:: The problem ::
Copy each line exactly.

• • • • •

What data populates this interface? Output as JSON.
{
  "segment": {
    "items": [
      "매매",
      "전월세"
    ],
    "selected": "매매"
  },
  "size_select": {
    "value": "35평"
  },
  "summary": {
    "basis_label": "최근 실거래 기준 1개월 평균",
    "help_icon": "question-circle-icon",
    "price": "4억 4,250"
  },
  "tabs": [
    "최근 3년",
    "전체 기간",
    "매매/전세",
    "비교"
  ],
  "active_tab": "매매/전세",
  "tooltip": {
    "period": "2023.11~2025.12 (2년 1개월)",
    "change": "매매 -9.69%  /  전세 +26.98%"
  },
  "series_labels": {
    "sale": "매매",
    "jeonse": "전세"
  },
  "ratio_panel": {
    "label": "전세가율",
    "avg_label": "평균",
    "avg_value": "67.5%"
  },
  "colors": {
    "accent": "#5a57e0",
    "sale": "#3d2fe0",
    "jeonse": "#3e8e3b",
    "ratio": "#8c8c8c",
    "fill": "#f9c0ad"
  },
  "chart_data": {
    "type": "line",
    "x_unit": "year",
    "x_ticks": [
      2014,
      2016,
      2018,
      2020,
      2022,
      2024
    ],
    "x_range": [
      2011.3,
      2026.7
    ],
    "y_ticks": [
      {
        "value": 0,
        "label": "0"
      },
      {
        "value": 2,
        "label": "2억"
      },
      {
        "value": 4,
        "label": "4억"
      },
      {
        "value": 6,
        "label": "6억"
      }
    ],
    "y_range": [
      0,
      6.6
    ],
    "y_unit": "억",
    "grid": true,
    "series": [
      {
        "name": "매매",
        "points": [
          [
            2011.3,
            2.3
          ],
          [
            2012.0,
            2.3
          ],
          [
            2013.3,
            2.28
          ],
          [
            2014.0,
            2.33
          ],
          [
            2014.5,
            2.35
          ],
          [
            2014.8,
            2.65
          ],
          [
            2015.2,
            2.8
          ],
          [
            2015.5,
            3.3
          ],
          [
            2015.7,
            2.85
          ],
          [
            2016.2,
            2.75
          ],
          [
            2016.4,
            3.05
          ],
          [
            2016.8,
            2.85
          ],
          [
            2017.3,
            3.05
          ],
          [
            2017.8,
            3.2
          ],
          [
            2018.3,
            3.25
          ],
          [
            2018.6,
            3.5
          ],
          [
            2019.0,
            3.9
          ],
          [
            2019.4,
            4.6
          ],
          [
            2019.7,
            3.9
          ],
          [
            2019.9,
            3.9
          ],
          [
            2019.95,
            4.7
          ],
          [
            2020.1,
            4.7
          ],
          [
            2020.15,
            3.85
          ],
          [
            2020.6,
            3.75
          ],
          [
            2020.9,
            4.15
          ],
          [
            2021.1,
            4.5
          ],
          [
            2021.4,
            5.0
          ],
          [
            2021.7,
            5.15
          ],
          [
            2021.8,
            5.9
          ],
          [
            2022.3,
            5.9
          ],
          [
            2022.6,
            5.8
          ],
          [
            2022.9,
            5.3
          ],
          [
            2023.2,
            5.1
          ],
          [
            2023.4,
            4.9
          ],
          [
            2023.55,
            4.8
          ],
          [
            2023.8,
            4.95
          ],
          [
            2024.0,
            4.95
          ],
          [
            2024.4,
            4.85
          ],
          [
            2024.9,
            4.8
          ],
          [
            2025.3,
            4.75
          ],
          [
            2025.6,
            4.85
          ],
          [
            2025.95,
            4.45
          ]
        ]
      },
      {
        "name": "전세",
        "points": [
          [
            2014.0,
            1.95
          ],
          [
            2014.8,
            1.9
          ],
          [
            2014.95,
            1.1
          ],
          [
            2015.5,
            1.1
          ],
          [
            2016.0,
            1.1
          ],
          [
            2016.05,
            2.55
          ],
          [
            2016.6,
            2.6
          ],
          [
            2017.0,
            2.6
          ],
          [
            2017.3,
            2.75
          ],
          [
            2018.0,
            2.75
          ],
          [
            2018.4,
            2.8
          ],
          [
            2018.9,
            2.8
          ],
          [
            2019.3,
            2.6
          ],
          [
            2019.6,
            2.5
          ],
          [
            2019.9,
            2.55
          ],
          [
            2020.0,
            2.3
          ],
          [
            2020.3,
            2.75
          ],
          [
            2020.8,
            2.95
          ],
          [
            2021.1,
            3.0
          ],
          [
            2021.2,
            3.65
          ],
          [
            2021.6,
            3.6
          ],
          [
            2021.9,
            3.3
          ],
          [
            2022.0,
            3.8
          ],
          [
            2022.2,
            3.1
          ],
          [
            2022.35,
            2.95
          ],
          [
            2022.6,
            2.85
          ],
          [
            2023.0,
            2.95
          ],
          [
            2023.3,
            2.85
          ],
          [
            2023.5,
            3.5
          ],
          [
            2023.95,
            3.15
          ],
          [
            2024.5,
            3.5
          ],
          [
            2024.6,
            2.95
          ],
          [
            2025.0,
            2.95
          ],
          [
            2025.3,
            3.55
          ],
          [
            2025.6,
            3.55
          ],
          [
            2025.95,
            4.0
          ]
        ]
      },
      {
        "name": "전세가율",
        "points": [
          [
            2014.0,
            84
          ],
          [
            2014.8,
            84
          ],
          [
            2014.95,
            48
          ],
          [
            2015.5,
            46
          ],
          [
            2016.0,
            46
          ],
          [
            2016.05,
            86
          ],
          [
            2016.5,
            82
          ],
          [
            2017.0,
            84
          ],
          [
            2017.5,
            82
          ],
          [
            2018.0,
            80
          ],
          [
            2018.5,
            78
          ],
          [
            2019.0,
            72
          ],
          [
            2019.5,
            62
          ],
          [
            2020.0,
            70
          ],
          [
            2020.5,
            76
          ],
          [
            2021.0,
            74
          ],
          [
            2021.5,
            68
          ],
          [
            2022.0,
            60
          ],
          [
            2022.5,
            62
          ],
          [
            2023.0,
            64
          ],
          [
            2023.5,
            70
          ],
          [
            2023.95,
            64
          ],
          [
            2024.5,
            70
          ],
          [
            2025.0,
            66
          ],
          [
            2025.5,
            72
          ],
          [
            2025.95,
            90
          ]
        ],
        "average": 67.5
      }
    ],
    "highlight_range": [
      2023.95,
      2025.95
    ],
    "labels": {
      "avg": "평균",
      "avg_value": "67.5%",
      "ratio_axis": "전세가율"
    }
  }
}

• • • • •

:: Response to the exercise ::
What data populates this interface? Output as JSON.
{
  "segment": {
    "items": [
      "매매",
      "전월세"
    ],
    "selected": "매매"
  },
  "size_select": {
    "value": "35평"
  },
  "summary": {
    "basis_label": "최근 실거래 기준 1개월 평균",
    "help_icon": "question-circle-icon",
    "price": "4억 4,250"
  },
  "tabs": [
    "최근 3년",
    "전체 기간",
    "매매/전세",
    "비교"
  ],
  "active_tab": "매매/전세",
  "tooltip": {
    "period": "2023.11~2025.12 (2년 1개월)",
    "change": "매매 -9.69%  /  전세 +26.98%"
  },
  "series_labels": {
    "sale": "매매",
    "jeonse": "전세"
  },
  "ratio_panel": {
    "label": "전세가율",
    "avg_label": "평균",
    "avg_value": "67.5%"
  },
  "colors": {
    "accent": "#5a57e0",
    "sale": "#3d2fe0",
    "jeonse": "#3e8e3b",
    "ratio": "#8c8c8c",
    "fill": "#f9c0ad"
  },
  "chart_data": {
    "type": "line",
    "x_unit": "year",
    "x_ticks": [
      2014,
      2016,
      2018,
      2020,
      2022,
      2024
    ],
    "x_range": [
      2011.3,
      2026.7
    ],
    "y_ticks": [
      {
        "value": 0,
        "label": "0"
      },
      {
        "value": 2,
        "label": "2억"
      },
      {
        "value": 4,
        "label": "4억"
      },
      {
        "value": 6,
        "label": "6억"
      }
    ],
    "y_range": [
      0,
      6.6
    ],
    "y_unit": "억",
    "grid": true,
    "series": [
      {
        "name": "매매",
        "points": [
          [
            2011.3,
            2.3
          ],
          [
            2012.0,
            2.3
          ],
          [
            2013.3,
            2.28
          ],
          [
            2014.0,
            2.33
          ],
          [
            2014.5,
            2.35
          ],
          [
            2014.8,
            2.65
          ],
          [
            2015.2,
            2.8
          ],
          [
            2015.5,
            3.3
          ],
          [
            2015.7,
            2.85
          ],
          [
            2016.2,
            2.75
          ],
          [
            2016.4,
            3.05
          ],
          [
            2016.8,
            2.85
          ],
          [
            2017.3,
            3.05
          ],
          [
            2017.8,
            3.2
          ],
          [
            2018.3,
            3.25
          ],
          [
            2018.6,
            3.5
          ],
          [
            2019.0,
            3.9
          ],
          [
            2019.4,
            4.6
          ],
          [
            2019.7,
            3.9
          ],
          [
            2019.9,
            3.9
          ],
          [
            2019.95,
            4.7
          ],
          [
            2020.1,
            4.7
          ],
          [
            2020.15,
            3.85
          ],
          [
            2020.6,
            3.75
          ],
          [
            2020.9,
            4.15
          ],
          [
            2021.1,
            4.5
          ],
          [
            2021.4,
            5.0
          ],
          [
            2021.7,
            5.15
          ],
          [
            2021.8,
            5.9
          ],
          [
            2022.3,
            5.9
          ],
          [
            2022.6,
            5.8
          ],
          [
            2022.9,
            5.3
          ],
          [
            2023.2,
            5.1
          ],
          [
            2023.4,
            4.9
          ],
          [
            2023.55,
            4.8
          ],
          [
            2023.8,
            4.95
          ],
          [
            2024.0,
            4.95
          ],
          [
            2024.4,
            4.85
          ],
          [
            2024.9,
            4.8
          ],
          [
            2025.3,
            4.75
          ],
          [
            2025.6,
            4.85
          ],
          [
            2025.95,
            4.45
          ]
        ]
      },
      {
        "name": "전세",
        "points": [
          [
            2014.0,
            1.95
          ],
          [
            2014.8,
            1.9
          ],
          [
            2014.95,
            1.1
          ],
          [
            2015.5,
            1.1
          ],
          [
            2016.0,
            1.1
          ],
          [
            2016.05,
            2.55
          ],
          [
            2016.6,
            2.6
          ],
          [
            2017.0,
            2.6
          ],
          [
            2017.3,
            2.75
          ],
          [
            2018.0,
            2.75
          ],
          [
            2018.4,
            2.8
          ],
          [
            2018.9,
            2.8
          ],
          [
            2019.3,
            2.6
          ],
          [
            2019.6,
            2.5
          ],
          [
            2019.9,
            2.55
          ],
          [
            2020.0,
            2.3
          ],
          [
            2020.3,
            2.75
          ],
          [
            2020.8,
            2.95
          ],
          [
            2021.1,
            3.0
          ],
          [
            2021.2,
            3.65
          ],
          [
            2021.6,
            3.6
          ],
          [
            2021.9,
            3.3
          ],
          [
            2022.0,
            3.8
          ],
          [
            2022.2,
            3.1
          ],
          [
            2022.35,
            2.95
          ],
          [
            2022.6,
            2.85
          ],
          [
            2023.0,
            2.95
          ],
          [
            2023.3,
            2.85
          ],
          [
            2023.5,
            3.5
          ],
          [
            2023.95,
            3.15
          ],
          [
            2024.5,
            3.5
          ],
          [
            2024.6,
            2.95
          ],
          [
            2025.0,
            2.95
          ],
          [
            2025.3,
            3.55
          ],
          [
            2025.6,
            3.55
          ],
          [
            2025.95,
            4.0
          ]
        ]
      },
      {
        "name": "전세가율",
        "points": [
          [
            2014.0,
            84
          ],
          [
            2014.8,
            84
          ],
          [
            2014.95,
            48
          ],
          [
            2015.5,
            46
          ],
          [
            2016.0,
            46
          ],
          [
            2016.05,
            86
          ],
          [
            2016.5,
            82
          ],
          [
            2017.0,
            84
          ],
          [
            2017.5,
            82
          ],
          [
            2018.0,
            80
          ],
          [
            2018.5,
            78
          ],
          [
            2019.0,
            72
          ],
          [
            2019.5,
            62
          ],
          [
            2020.0,
            70
          ],
          [
            2020.5,
            76
          ],
          [
            2021.0,
            74
          ],
          [
            2021.5,
            68
          ],
          [
            2022.0,
            60
          ],
          [
            2022.5,
            62
          ],
          [
            2023.0,
            64
          ],
          [
            2023.5,
            70
          ],
          [
            2023.95,
            64
          ],
          [
            2024.5,
            70
          ],
          [
            2025.0,
            66
          ],
          [
            2025.5,
            72
          ],
          [
            2025.95,
            90
          ]
        ],
        "average": 67.5
      }
    ],
    "highlight_range": [
      2023.95,
      2025.95
    ],
    "labels": {
      "avg": "평균",
      "avg_value": "67.5%",
      "ratio_axis": "전세가율"
    }
  }
}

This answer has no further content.